• _PROBLEM TO SOLVE_: Determine the number of lines that contain the word "xlabel", then state that number and nothing more.

• _RECORD SET_:
--------

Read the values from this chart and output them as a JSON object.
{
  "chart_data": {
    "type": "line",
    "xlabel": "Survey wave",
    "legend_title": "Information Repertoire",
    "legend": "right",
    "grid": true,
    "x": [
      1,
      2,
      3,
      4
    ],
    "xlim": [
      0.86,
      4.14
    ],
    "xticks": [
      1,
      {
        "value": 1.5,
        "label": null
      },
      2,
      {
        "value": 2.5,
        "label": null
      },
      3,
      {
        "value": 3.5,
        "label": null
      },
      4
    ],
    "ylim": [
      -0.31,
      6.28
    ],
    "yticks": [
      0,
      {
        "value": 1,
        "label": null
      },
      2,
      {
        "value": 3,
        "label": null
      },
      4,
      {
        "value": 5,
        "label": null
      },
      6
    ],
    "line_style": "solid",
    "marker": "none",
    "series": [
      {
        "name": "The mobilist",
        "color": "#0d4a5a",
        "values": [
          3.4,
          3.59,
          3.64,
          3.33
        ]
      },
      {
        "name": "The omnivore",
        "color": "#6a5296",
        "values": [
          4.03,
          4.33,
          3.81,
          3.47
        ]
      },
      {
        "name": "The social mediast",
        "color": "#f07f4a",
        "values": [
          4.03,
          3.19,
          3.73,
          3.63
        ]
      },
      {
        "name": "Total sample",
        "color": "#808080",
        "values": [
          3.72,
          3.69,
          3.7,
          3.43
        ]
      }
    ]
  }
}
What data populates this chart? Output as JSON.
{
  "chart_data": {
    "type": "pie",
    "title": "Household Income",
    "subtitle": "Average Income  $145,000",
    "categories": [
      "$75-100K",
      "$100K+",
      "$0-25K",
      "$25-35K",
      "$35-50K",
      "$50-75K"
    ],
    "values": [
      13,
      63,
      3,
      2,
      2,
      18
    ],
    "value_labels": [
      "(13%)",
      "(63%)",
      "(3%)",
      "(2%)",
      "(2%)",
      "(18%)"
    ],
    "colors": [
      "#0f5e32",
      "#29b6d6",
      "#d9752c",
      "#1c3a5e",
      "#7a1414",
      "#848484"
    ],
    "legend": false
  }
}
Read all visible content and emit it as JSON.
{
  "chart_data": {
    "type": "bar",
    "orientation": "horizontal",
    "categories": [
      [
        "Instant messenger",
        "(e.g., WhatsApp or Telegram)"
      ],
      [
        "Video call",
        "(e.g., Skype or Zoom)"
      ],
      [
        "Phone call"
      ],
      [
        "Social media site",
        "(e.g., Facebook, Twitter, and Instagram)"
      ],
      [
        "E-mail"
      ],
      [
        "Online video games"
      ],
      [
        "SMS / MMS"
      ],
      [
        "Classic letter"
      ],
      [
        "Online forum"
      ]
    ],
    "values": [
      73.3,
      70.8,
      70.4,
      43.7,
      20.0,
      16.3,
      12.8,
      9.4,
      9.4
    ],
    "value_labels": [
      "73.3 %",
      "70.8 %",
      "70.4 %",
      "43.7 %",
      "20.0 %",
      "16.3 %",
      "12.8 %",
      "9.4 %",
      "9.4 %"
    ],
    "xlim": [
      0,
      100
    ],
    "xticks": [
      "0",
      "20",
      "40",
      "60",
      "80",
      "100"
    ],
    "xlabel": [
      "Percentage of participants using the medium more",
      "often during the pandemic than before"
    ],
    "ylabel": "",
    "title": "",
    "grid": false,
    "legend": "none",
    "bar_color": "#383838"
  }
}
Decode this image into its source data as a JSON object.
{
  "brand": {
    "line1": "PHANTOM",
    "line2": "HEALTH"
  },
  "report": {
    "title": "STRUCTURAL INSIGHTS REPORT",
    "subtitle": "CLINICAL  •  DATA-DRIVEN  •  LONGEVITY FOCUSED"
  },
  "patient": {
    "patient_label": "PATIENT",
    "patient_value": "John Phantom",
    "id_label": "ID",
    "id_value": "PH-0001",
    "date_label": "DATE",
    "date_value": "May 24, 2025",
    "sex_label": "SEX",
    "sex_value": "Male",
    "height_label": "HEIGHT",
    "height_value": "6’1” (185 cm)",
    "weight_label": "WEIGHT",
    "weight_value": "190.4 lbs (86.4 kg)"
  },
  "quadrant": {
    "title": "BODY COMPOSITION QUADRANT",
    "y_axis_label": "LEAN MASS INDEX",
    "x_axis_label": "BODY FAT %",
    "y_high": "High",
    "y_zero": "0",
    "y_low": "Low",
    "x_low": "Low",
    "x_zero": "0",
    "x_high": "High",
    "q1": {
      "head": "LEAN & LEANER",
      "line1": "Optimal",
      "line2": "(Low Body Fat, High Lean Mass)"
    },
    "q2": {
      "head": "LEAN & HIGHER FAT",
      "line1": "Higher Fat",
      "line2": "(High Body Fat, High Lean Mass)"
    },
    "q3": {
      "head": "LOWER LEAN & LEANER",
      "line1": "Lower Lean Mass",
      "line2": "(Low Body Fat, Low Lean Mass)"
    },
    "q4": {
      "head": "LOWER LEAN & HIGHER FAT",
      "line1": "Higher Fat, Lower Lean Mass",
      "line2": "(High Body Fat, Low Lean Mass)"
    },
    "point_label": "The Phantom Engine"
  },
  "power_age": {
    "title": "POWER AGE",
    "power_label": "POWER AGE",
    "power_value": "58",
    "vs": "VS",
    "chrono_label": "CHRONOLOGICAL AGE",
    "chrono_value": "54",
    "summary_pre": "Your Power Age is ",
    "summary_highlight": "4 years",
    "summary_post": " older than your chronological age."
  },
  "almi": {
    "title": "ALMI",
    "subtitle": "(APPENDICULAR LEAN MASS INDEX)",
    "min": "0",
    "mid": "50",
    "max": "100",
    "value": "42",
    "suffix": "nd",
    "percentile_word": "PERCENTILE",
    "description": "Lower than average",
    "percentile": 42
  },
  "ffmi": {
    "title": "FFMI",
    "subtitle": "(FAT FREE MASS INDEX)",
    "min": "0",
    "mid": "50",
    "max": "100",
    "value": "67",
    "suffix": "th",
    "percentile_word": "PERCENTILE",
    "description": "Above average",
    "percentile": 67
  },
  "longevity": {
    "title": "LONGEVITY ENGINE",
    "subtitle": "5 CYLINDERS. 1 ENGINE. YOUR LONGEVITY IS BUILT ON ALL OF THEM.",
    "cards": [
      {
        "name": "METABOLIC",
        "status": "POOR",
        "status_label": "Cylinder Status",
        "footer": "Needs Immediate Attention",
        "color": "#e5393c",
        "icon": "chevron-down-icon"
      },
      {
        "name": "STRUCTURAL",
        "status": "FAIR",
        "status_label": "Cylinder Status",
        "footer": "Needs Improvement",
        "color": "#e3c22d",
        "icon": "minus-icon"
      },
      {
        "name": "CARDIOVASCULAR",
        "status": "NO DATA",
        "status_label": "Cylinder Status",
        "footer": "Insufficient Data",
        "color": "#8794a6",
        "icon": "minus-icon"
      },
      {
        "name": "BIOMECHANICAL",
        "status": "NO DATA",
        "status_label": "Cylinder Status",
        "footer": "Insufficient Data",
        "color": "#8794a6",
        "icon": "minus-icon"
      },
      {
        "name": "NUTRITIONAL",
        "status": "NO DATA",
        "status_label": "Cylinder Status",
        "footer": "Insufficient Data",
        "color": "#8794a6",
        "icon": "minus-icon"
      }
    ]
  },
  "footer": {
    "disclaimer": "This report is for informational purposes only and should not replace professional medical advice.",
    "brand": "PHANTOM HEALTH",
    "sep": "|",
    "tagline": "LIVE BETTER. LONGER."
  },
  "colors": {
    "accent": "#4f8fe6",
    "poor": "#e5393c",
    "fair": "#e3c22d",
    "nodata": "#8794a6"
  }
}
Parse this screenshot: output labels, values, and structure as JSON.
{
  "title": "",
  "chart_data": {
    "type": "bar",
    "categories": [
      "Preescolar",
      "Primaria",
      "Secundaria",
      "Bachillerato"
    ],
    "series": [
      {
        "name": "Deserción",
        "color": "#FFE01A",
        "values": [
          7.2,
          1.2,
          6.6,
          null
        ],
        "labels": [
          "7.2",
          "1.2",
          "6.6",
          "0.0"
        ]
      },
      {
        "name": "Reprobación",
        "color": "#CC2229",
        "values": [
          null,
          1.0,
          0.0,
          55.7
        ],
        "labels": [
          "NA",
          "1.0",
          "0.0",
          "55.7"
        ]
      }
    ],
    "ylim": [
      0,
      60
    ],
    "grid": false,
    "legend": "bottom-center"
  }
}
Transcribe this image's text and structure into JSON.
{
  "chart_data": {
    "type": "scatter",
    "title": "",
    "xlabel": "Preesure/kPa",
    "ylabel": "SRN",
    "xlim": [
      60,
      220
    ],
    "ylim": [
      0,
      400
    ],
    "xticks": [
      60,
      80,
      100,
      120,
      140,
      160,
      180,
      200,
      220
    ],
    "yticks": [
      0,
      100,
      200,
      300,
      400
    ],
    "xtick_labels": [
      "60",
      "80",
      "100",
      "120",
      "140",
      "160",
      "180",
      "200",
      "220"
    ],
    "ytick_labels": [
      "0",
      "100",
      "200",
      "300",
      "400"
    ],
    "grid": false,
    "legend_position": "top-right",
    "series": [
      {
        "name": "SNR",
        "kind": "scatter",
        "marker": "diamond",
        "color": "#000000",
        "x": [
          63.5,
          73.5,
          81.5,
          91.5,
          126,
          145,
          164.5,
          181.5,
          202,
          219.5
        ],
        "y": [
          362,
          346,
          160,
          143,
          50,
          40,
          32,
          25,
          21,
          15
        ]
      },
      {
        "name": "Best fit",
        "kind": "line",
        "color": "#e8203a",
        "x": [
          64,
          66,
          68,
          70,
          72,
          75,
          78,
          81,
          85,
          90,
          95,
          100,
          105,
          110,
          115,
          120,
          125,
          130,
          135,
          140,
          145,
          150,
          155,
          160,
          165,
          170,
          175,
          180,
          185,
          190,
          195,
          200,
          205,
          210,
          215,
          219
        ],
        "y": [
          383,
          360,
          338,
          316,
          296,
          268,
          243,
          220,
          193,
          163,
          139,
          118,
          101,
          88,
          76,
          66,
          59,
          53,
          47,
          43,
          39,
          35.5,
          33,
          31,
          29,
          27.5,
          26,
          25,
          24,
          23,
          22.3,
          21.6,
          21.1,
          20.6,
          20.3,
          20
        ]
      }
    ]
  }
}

--------

• _TASK RESULT_: 3